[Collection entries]
--- START ---

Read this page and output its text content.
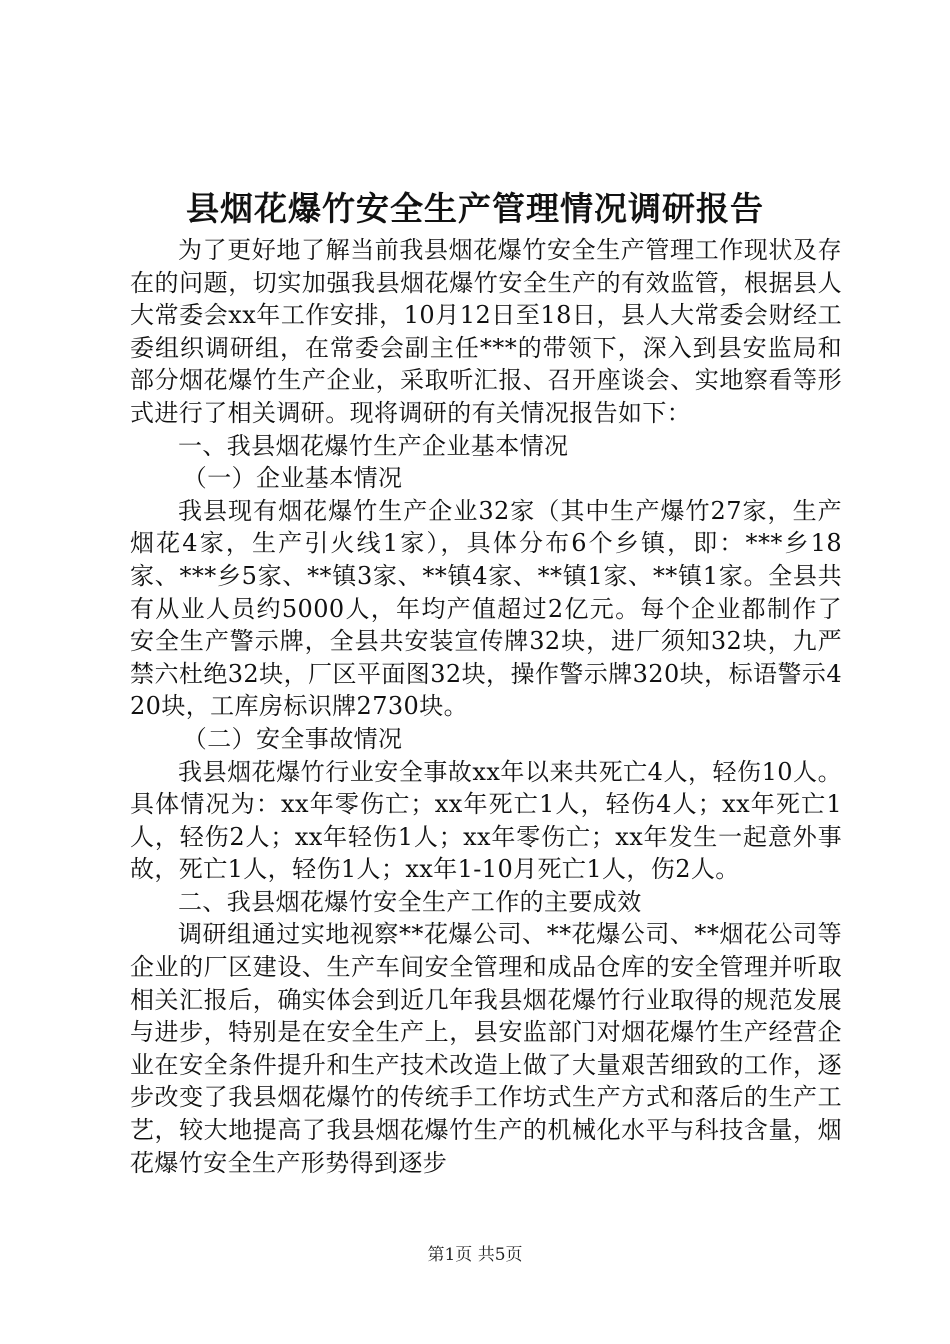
县烟花爆竹安全生产管理情况调研报告

为了更好地了解当前我县烟花爆竹安全生产管理工作现状及存在的问题，切实加强我县烟花爆竹安全生产的有效监管，根据县人大常委会xx年工作安排，10月12日至18日，县人大常委会财经工委组织调研组，在常委会副主任***的带领下，深入到县安监局和部分烟花爆竹生产企业，采取听汇报、召开座谈会、实地察看等形式进行了相关调研。现将调研的有关情况报告如下：

一、我县烟花爆竹生产企业基本情况

（一）企业基本情况

我县现有烟花爆竹生产企业32家（其中生产爆竹27家，生产烟花4家，生产引火线1家），具体分布6个乡镇，即：***乡18家、***乡5家、**镇3家、**镇4家、**镇1家、**镇1家。全县共有从业人员约5000人，年均产值超过2亿元。每个企业都制作了安全生产警示牌，全县共安装宣传牌32块，进厂须知32块，九严禁六杜绝32块，厂区平面图32块，操作警示牌320块，标语警示420块，工库房标识牌2730块。

（二）安全事故情况

我县烟花爆竹行业安全事故xx年以来共死亡4人，轻伤10人。具体情况为：xx年零伤亡；xx年死亡1人，轻伤4人；xx年死亡1人，轻伤2人；xx年轻伤1人；xx年零伤亡；xx年发生一起意外事故，死亡1人，轻伤1人；xx年1-10月死亡1人，伤2人。

二、我县烟花爆竹安全生产工作的主要成效

调研组通过实地视察**花爆公司、**花爆公司、**烟花公司等企业的厂区建设、生产车间安全管理和成品仓库的安全管理并听取相关汇报后，确实体会到近几年我县烟花爆竹行业取得的规范发展与进步，特别是在安全生产上，县安监部门对烟花爆竹生产经营企业在安全条件提升和生产技术改造上做了大量艰苦细致的工作，逐步改变了我县烟花爆竹的传统手工作坊式生产方式和落后的生产工艺，较大地提高了我县烟花爆竹生产的机械化水平与科技含量，烟花爆竹安全生产形势得到逐步

第1页 共5页
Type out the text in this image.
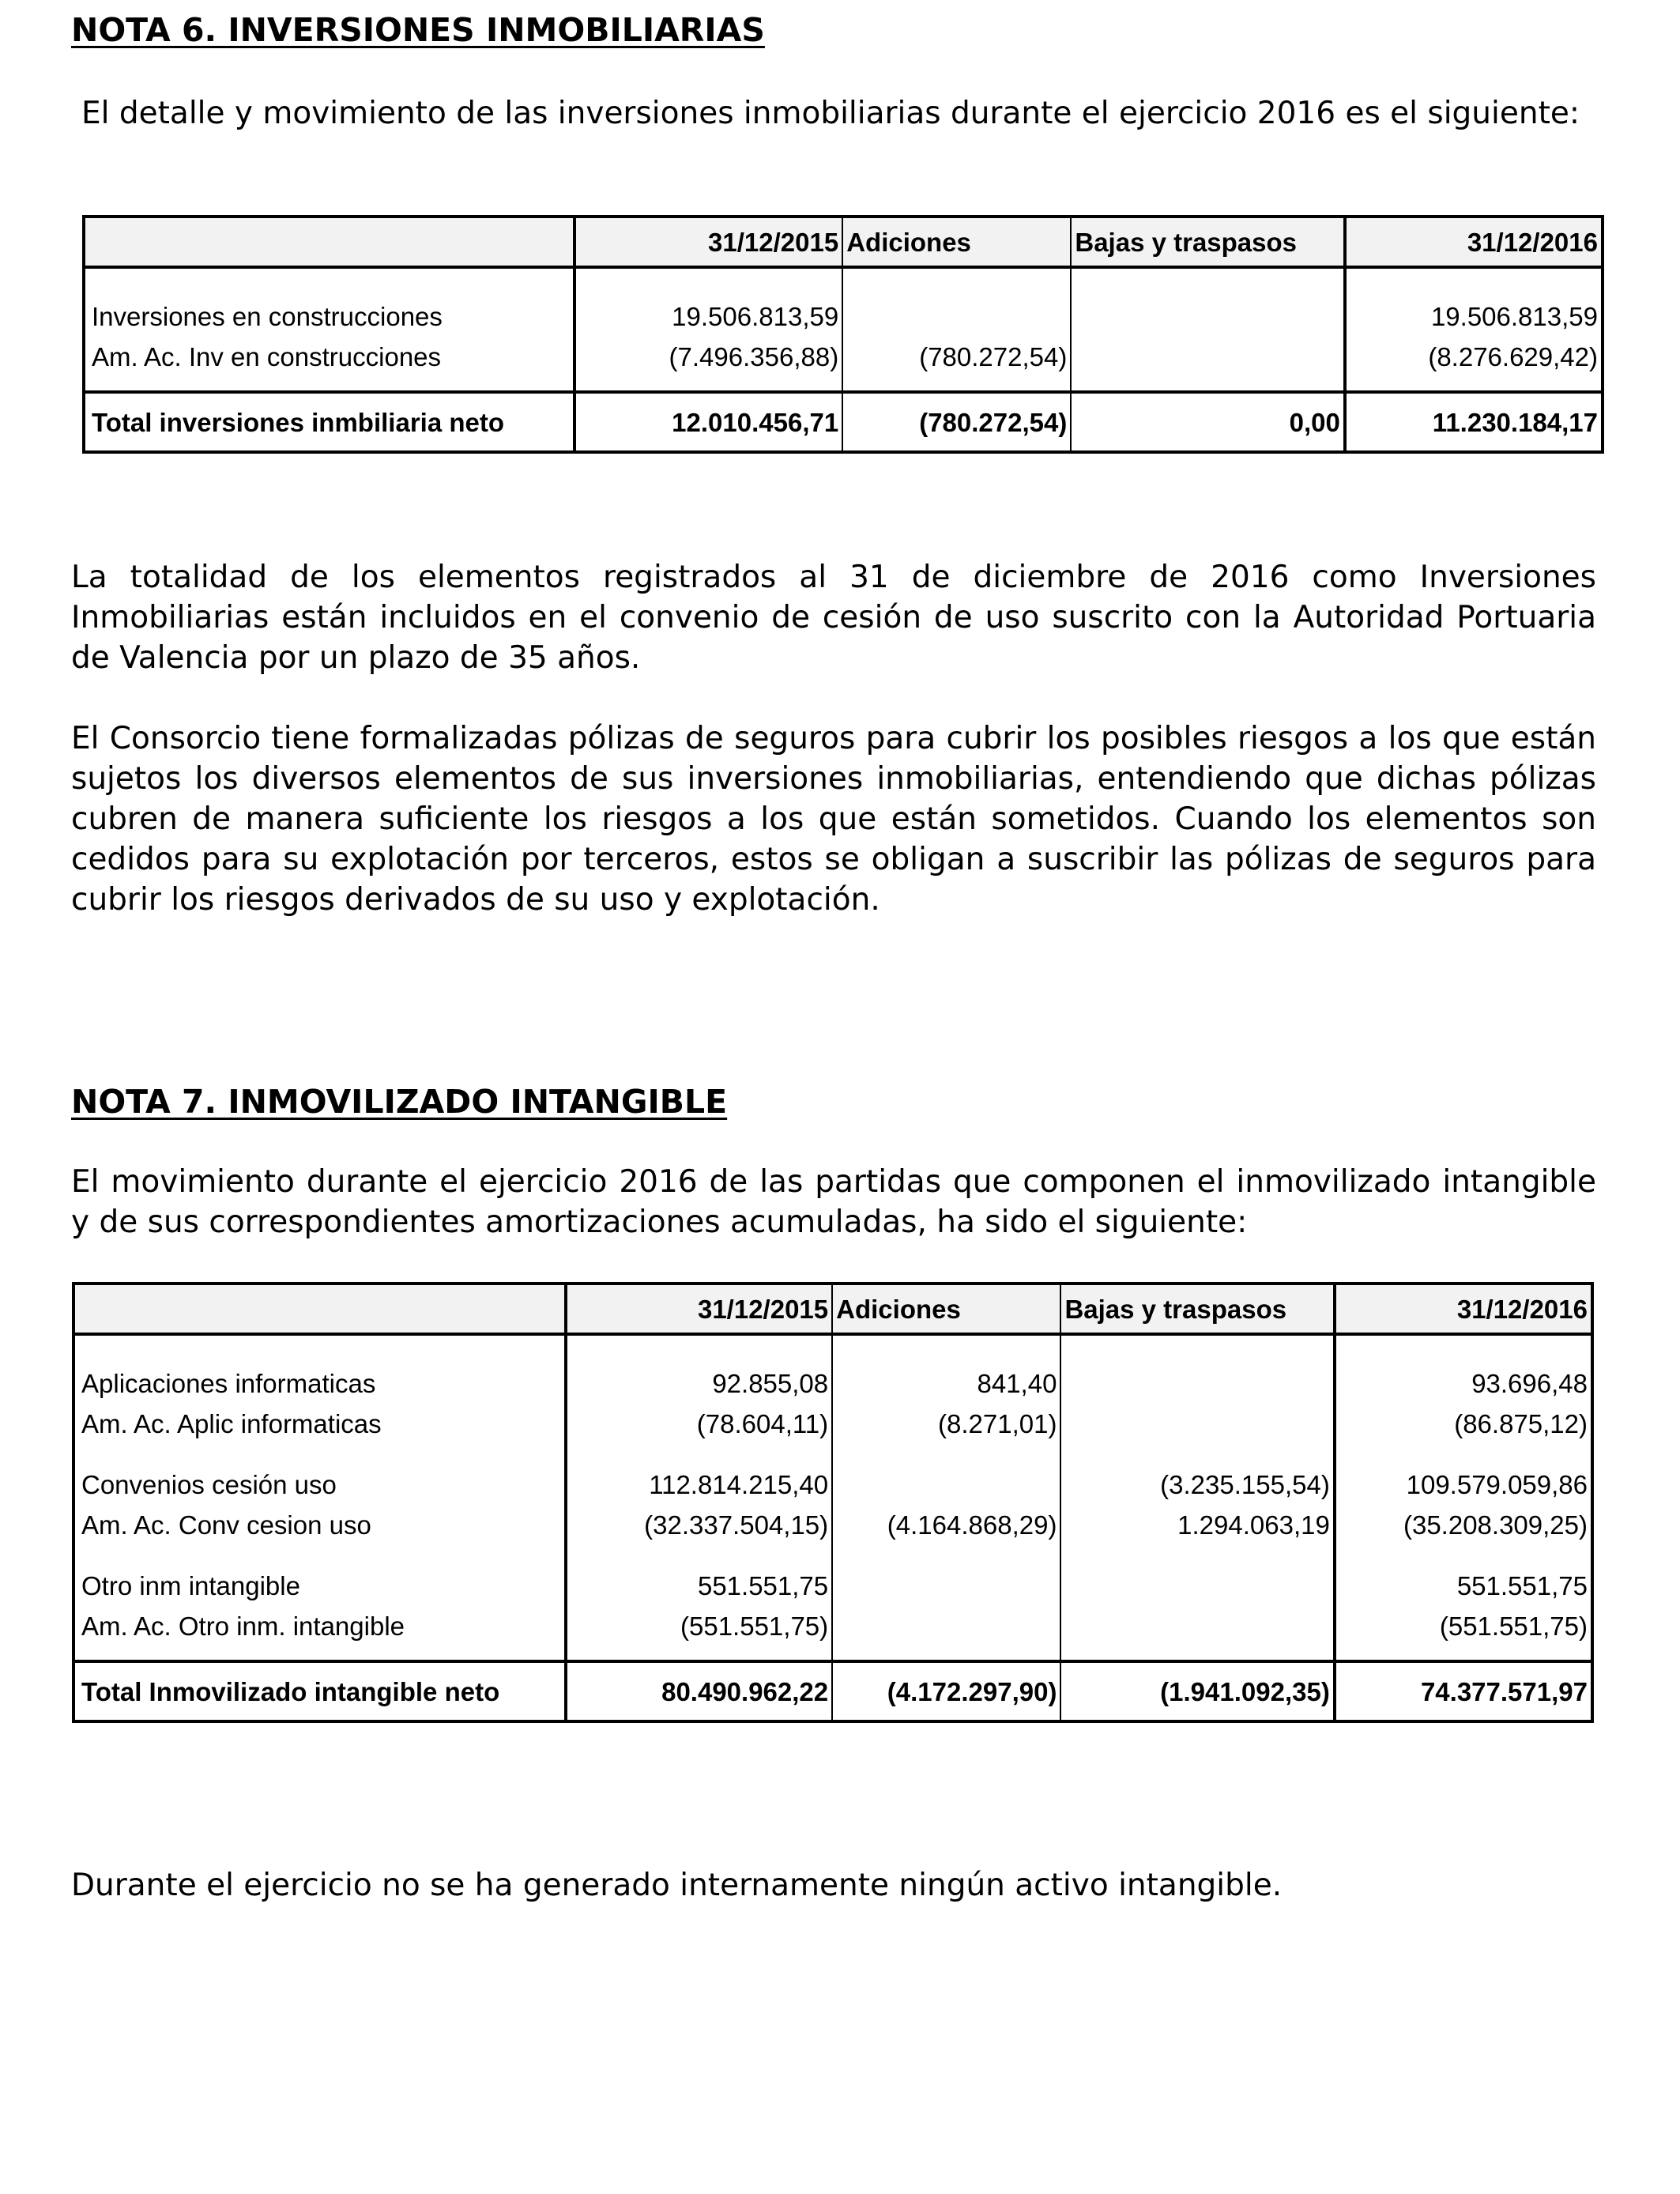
NOTA 6. INVERSIONES INMOBILIARIAS

El detalle y movimiento de las inversiones inmobiliarias durante el ejercicio 2016 es el siguiente:

	31/12/2015	Adiciones	Bajas y traspasos	31/12/2016

Inversiones en construcciones	19.506.813,59			19.506.813,59
Am. Ac. Inv en construcciones	(7.496.356,88)	(780.272,54)		(8.276.629,42)

Total inversiones inmbiliaria neto	12.010.456,71	(780.272,54)	0,00	11.230.184,17

La totalidad de los elementos registrados al 31 de diciembre de 2016 como Inversiones Inmobiliarias están incluidos en el convenio de cesión de uso suscrito con la Autoridad Portuaria de Valencia por un plazo de 35 años.

El Consorcio tiene formalizadas pólizas de seguros para cubrir los posibles riesgos a los que están sujetos los diversos elementos de sus inversiones inmobiliarias, entendiendo que dichas pólizas cubren de manera suficiente los riesgos a los que están sometidos. Cuando los elementos son cedidos para su explotación por terceros, estos se obligan a suscribir las pólizas de seguros para cubrir los riesgos derivados de su uso y explotación.

NOTA 7. INMOVILIZADO INTANGIBLE

El movimiento durante el ejercicio 2016 de las partidas que componen el inmovilizado intangible y de sus correspondientes amortizaciones acumuladas, ha sido el siguiente:

	31/12/2015	Adiciones	Bajas y traspasos	31/12/2016

Aplicaciones informaticas	92.855,08	841,40		93.696,48
Am. Ac. Aplic informaticas	(78.604,11)	(8.271,01)		(86.875,12)

Convenios cesión uso	112.814.215,40		(3.235.155,54)	109.579.059,86
Am. Ac. Conv cesion uso	(32.337.504,15)	(4.164.868,29)	1.294.063,19	(35.208.309,25)

Otro inm intangible	551.551,75			551.551,75
Am. Ac. Otro inm. intangible	(551.551,75)			(551.551,75)

Total Inmovilizado intangible neto	80.490.962,22	(4.172.297,90)	(1.941.092,35)	74.377.571,97

Durante el ejercicio no se ha generado internamente ningún activo intangible.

--- END ---

Sift through the entries and copy every line with "movimiento".

▶ _RESULT OF THIS TASK_
El detalle y movimiento de las inversiones inmobiliarias durante el ejercicio 2016 es el siguiente:
El movimiento durante el ejercicio 2016 de las partidas que componen el inmovilizado intangible y de sus correspondientes amortizaciones acumuladas, ha sido el siguiente:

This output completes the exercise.